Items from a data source
·····
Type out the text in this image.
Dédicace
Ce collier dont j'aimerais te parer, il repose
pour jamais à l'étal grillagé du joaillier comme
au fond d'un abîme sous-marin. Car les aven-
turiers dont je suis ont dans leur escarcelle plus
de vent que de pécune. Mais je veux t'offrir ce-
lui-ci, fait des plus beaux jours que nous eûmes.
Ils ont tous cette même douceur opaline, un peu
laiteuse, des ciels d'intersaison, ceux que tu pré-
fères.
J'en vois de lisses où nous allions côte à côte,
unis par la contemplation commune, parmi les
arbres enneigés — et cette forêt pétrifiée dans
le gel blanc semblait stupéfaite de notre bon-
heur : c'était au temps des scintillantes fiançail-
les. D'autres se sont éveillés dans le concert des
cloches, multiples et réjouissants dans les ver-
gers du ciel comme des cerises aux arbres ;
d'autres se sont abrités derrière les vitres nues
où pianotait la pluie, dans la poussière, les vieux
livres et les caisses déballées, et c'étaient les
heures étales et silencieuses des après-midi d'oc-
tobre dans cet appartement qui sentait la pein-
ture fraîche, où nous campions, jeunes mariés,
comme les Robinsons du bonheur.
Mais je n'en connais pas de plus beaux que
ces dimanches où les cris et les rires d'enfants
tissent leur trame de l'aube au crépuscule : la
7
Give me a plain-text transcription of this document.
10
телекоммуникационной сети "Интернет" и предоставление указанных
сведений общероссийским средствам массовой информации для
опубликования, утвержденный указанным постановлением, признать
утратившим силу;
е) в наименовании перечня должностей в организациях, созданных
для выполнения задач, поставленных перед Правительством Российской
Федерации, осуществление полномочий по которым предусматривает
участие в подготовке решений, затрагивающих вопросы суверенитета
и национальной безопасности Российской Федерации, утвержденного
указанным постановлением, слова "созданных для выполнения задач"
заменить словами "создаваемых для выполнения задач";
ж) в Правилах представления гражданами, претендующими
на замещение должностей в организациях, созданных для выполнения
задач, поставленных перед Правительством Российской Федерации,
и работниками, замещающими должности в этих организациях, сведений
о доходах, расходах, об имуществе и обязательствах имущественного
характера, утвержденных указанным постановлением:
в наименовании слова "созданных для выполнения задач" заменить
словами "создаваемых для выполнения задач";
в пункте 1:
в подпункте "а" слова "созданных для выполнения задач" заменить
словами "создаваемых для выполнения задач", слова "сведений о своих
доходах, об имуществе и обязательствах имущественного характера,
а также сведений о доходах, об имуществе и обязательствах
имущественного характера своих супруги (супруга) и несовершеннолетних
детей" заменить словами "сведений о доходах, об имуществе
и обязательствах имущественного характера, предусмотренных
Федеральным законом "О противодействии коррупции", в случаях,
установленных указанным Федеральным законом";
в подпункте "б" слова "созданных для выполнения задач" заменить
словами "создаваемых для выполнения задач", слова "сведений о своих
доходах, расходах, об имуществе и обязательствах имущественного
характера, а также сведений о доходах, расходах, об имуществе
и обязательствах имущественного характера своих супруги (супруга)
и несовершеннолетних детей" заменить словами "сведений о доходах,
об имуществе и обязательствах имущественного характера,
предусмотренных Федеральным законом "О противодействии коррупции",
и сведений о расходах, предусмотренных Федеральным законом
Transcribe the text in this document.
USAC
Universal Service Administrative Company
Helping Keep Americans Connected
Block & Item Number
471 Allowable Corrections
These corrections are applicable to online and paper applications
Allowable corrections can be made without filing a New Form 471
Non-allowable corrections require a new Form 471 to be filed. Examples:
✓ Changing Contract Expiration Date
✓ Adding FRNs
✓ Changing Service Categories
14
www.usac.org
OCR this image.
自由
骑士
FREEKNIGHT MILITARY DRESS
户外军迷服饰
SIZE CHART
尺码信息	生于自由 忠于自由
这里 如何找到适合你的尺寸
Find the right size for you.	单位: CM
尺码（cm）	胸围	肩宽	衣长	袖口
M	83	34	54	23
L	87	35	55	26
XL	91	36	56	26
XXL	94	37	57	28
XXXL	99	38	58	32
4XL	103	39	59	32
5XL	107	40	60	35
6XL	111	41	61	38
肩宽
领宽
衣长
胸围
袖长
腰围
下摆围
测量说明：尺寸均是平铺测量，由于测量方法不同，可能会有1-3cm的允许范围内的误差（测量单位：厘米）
·····
• [Problem requirements]: Repeat every record exactly as written, please.

• [Final result]:
Type out the text in this image.
Dédicace
Ce collier dont j'aimerais te parer, il repose
pour jamais à l'étal grillagé du joaillier comme
au fond d'un abîme sous-marin. Car les aven-
turiers dont je suis ont dans leur escarcelle plus
de vent que de pécune. Mais je veux t'offrir ce-
lui-ci, fait des plus beaux jours que nous eûmes.
Ils ont tous cette même douceur opaline, un peu
laiteuse, des ciels d'intersaison, ceux que tu pré-
fères.
J'en vois de lisses où nous allions côte à côte,
unis par la contemplation commune, parmi les
arbres enneigés — et cette forêt pétrifiée dans
le gel blanc semblait stupéfaite de notre bon-
heur : c'était au temps des scintillantes fiançail-
les. D'autres se sont éveillés dans le concert des
cloches, multiples et réjouissants dans les ver-
gers du ciel comme des cerises aux arbres ;
d'autres se sont abrités derrière les vitres nues
où pianotait la pluie, dans la poussière, les vieux
livres et les caisses déballées, et c'étaient les
heures étales et silencieuses des après-midi d'oc-
tobre dans cet appartement qui sentait la pein-
ture fraîche, où nous campions, jeunes mariés,
comme les Robinsons du bonheur.
Mais je n'en connais pas de plus beaux que
ces dimanches où les cris et les rires d'enfants
tissent leur trame de l'aube au crépuscule : la
7
Give me a plain-text transcription of this document.
10
телекоммуникационной сети "Интернет" и предоставление указанных
сведений общероссийским средствам массовой информации для
опубликования, утвержденный указанным постановлением, признать
утратившим силу;
е) в наименовании перечня должностей в организациях, созданных
для выполнения задач, поставленных перед Правительством Российской
Федерации, осуществление полномочий по которым предусматривает
участие в подготовке решений, затрагивающих вопросы суверенитета
и национальной безопасности Российской Федерации, утвержденного
указанным постановлением, слова "созданных для выполнения задач"
заменить словами "создаваемых для выполнения задач";
ж) в Правилах представления гражданами, претендующими
на замещение должностей в организациях, созданных для выполнения
задач, поставленных перед Правительством Российской Федерации,
и работниками, замещающими должности в этих организациях, сведений
о доходах, расходах, об имуществе и обязательствах имущественного
характера, утвержденных указанным постановлением:
в наименовании слова "созданных для выполнения задач" заменить
словами "создаваемых для выполнения задач";
в пункте 1:
в подпункте "а" слова "созданных для выполнения задач" заменить
словами "создаваемых для выполнения задач", слова "сведений о своих
доходах, об имуществе и обязательствах имущественного характера,
а также сведений о доходах, об имуществе и обязательствах
имущественного характера своих супруги (супруга) и несовершеннолетних
детей" заменить словами "сведений о доходах, об имуществе
и обязательствах имущественного характера, предусмотренных
Федеральным законом "О противодействии коррупции", в случаях,
установленных указанным Федеральным законом";
в подпункте "б" слова "созданных для выполнения задач" заменить
словами "создаваемых для выполнения задач", слова "сведений о своих
доходах, расходах, об имуществе и обязательствах имущественного
характера, а также сведений о доходах, расходах, об имуществе
и обязательствах имущественного характера своих супруги (супруга)
и несовершеннолетних детей" заменить словами "сведений о доходах,
об имуществе и обязательствах имущественного характера,
предусмотренных Федеральным законом "О противодействии коррупции",
и сведений о расходах, предусмотренных Федеральным законом
Transcribe the text in this document.
USAC
Universal Service Administrative Company
Helping Keep Americans Connected
Block & Item Number
471 Allowable Corrections
These corrections are applicable to online and paper applications
Allowable corrections can be made without filing a New Form 471
Non-allowable corrections require a new Form 471 to be filed. Examples:
✓ Changing Contract Expiration Date
✓ Adding FRNs
✓ Changing Service Categories
14
www.usac.org
OCR this image.
自由
骑士
FREEKNIGHT MILITARY DRESS
户外军迷服饰
SIZE CHART
尺码信息	生于自由 忠于自由
这里 如何找到适合你的尺寸
Find the right size for you.	单位: CM
尺码（cm）	胸围	肩宽	衣长	袖口
M	83	34	54	23
L	87	35	55	26
XL	91	36	56	26
XXL	94	37	57	28
XXXL	99	38	58	32
4XL	103	39	59	32
5XL	107	40	60	35
6XL	111	41	61	38
肩宽
领宽
衣长
胸围
袖长
腰围
下摆围
测量说明：尺寸均是平铺测量，由于测量方法不同，可能会有1-3cm的允许范围内的误差（测量单位：厘米）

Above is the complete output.